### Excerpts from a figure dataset

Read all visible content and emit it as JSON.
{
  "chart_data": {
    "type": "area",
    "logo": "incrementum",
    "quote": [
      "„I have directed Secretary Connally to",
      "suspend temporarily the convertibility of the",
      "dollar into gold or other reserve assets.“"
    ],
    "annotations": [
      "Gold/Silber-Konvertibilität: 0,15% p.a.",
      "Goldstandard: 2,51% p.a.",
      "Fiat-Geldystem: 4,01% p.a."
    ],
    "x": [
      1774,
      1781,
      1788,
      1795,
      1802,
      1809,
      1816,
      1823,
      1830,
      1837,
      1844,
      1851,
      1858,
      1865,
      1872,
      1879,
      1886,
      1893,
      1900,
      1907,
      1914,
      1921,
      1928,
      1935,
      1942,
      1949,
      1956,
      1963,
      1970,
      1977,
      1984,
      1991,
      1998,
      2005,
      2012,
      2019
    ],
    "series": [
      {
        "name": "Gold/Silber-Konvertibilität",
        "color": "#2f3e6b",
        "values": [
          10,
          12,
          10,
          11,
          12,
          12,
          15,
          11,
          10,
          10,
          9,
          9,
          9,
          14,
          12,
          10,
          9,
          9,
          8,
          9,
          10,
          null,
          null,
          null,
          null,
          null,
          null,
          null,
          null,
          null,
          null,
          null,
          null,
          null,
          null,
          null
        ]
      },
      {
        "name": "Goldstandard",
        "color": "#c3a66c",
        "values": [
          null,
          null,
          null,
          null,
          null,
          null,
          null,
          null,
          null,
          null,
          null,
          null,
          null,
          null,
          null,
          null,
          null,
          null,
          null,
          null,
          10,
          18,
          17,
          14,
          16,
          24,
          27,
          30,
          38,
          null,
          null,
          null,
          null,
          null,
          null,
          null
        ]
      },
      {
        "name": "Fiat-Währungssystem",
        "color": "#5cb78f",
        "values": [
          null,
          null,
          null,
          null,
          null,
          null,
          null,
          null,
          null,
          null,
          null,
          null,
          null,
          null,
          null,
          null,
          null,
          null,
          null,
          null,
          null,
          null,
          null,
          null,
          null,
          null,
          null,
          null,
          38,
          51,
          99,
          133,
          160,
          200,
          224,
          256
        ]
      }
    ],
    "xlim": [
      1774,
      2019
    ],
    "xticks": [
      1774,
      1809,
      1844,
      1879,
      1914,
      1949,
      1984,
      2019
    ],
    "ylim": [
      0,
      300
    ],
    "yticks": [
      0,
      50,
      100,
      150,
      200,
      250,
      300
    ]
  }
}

### TO DO
Copy every line in the entries above that has the string "Silber" in it.

### EXPECTED ANSWER
      "Gold/Silber-Konvertibilität: 0,15% p.a.",
        "name": "Gold/Silber-Konvertibilität",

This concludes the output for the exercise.